Cuando el cuerpo grita y tú le escuchas. Cuando tu corazón acelera y piensas «voy a morir» en lugar de «he corrido cien metros a toda hostia». Giorgio Nardone, con su lógica breve pero punzante, propone algo tan contraintuitivo que parece magia negra: intensifica la reacción, no la frenes. Acelera el coche hasta que el miedo se queda atrás. A veces la única forma de controlar la ansiedad es bailando con ella hasta que se aburre de ti.
Hipocondría
Es ese arte sutil de convertir cada cosquilleo en un tumor y cada bostezo en apnea del sueño. Un trastorno somatomorfo, dicen los manuales, aunque en la práctica es un diálogo constante entre el cuerpo que no calla y la mente que grita. No hay fiebre, pero hay termómetro. No hay enfermedad, pero hay síntomas. Y siempre hay una web que confirma lo peor. A falta de una dolencia real, el hipocondríaco fabrica su propia trinchera desde la que defenderse del mundo: la de quien prefiere temer a enfermar que enfermar sin aviso.

--------------------

**Ejercicio A:**
Responde con la información del texto proporcionado:
(i) ¿Qué propone Giorgio Nardone hacer con la reacción del cuerpo?
(ii) ¿Cómo clasifican los manuales la hipocondría?
(iii) ¿Qué hay siempre, según el texto, que confirma lo peor?
**Ejercicio B:**
Resume el texto proporcionado en dos oraciones.
Emplea únicamente el texto proporcionado como fuente.

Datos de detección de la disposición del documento
--------------------

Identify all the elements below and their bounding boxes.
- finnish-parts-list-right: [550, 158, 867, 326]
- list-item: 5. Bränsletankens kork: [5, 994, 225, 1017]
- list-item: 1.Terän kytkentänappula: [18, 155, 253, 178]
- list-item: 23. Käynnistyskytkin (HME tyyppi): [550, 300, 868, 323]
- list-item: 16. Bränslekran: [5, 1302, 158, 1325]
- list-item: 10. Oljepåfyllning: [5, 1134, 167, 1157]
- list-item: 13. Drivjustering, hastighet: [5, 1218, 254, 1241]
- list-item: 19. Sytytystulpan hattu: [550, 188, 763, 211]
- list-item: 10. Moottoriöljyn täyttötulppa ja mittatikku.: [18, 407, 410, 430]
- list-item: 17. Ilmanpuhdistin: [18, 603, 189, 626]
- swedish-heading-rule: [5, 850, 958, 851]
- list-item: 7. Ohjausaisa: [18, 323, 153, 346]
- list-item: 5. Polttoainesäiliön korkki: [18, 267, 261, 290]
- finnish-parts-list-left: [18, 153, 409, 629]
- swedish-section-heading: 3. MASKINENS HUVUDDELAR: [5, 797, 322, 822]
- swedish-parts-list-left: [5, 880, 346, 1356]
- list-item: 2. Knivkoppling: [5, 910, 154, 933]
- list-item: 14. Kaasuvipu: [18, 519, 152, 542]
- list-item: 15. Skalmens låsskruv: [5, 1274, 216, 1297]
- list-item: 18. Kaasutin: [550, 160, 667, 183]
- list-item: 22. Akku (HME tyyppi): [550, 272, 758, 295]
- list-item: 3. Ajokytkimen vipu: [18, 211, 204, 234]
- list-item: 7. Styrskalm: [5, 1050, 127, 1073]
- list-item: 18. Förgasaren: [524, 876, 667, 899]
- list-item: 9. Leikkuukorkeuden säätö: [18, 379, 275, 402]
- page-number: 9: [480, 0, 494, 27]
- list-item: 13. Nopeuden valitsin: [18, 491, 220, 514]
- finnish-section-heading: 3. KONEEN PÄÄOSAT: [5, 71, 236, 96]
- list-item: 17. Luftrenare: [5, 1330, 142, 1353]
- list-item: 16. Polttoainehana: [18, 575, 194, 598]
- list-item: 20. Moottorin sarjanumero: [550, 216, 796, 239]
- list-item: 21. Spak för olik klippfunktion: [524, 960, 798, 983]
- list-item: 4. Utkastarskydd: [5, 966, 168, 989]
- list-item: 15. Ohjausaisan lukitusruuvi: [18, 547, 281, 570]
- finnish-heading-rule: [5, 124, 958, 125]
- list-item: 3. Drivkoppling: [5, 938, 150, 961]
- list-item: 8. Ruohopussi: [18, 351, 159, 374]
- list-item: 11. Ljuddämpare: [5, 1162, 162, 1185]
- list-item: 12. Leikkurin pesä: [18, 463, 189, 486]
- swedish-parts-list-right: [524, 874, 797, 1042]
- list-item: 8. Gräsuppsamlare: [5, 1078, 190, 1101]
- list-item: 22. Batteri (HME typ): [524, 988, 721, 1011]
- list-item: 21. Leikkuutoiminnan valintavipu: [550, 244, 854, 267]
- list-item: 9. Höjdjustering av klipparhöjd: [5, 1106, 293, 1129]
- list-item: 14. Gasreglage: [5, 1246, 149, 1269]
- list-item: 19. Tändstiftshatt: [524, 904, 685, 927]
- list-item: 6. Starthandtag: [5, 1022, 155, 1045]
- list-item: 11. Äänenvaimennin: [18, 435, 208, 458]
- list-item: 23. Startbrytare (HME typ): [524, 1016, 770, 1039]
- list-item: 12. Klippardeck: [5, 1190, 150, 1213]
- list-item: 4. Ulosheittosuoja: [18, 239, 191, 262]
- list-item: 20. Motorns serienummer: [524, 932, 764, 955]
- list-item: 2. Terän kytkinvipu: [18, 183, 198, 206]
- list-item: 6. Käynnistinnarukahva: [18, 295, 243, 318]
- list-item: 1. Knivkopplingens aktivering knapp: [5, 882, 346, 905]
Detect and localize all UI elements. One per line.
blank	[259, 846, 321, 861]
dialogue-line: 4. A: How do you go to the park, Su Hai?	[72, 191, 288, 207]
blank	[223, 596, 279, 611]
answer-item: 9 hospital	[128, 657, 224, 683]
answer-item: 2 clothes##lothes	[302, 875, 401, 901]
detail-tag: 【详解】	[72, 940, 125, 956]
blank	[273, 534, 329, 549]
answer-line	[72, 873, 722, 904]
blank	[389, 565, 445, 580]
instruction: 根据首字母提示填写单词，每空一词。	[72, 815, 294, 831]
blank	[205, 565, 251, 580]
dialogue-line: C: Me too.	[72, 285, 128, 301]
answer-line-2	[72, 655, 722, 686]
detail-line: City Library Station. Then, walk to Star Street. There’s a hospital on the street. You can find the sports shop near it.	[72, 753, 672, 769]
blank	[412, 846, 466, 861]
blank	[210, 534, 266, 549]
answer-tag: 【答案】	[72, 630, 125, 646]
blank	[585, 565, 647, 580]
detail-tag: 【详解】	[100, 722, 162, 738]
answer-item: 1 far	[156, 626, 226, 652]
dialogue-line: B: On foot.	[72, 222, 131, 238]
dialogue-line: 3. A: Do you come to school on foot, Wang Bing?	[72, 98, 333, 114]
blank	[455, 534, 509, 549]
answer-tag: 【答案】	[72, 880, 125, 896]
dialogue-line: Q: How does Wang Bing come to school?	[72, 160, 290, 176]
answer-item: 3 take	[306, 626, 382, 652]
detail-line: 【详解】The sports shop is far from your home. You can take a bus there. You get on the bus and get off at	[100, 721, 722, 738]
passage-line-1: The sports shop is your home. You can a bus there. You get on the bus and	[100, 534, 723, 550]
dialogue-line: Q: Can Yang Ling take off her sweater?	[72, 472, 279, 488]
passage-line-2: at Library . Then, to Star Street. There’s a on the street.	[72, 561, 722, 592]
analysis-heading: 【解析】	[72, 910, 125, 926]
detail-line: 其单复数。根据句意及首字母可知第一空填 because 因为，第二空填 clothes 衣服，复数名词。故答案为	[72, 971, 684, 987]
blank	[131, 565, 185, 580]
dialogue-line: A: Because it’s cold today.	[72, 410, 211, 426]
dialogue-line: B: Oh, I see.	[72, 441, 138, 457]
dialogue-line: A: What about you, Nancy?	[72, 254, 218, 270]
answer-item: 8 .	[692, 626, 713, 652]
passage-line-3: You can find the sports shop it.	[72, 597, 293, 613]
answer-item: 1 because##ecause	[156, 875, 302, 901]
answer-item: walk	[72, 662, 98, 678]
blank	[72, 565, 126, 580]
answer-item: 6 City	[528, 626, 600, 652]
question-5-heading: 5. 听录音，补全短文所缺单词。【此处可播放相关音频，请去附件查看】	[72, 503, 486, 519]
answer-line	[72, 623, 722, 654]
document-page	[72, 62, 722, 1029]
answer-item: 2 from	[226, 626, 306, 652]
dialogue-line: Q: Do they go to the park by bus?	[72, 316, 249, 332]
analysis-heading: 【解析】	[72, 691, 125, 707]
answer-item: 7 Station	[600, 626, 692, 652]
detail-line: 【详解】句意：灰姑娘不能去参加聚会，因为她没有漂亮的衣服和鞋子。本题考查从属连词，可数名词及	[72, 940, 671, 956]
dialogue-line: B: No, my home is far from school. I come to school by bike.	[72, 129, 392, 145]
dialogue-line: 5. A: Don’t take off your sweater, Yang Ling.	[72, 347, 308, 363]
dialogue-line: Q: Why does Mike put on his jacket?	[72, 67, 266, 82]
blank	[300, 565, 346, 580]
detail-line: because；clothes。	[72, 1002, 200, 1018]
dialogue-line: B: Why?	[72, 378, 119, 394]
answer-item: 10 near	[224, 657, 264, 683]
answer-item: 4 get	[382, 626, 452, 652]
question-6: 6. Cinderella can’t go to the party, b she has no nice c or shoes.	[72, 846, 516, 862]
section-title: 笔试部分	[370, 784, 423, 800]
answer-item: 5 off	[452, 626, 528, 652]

--------------------

**Respuesta final A:**
(i) Intensificarla en lugar de frenarla.
(ii) Como un trastorno somatomorfo.
(iii) Una web.

**Respuesta final B:**
Giorgio Nardone propone intensificar la reacción del cuerpo ante la ansiedad en lugar de frenarla. La hipocondría, un trastorno somatomorfo según los manuales, consiste en convertir cada sensación en una enfermedad y en un diálogo constante entre el cuerpo que no calla y la mente que grita.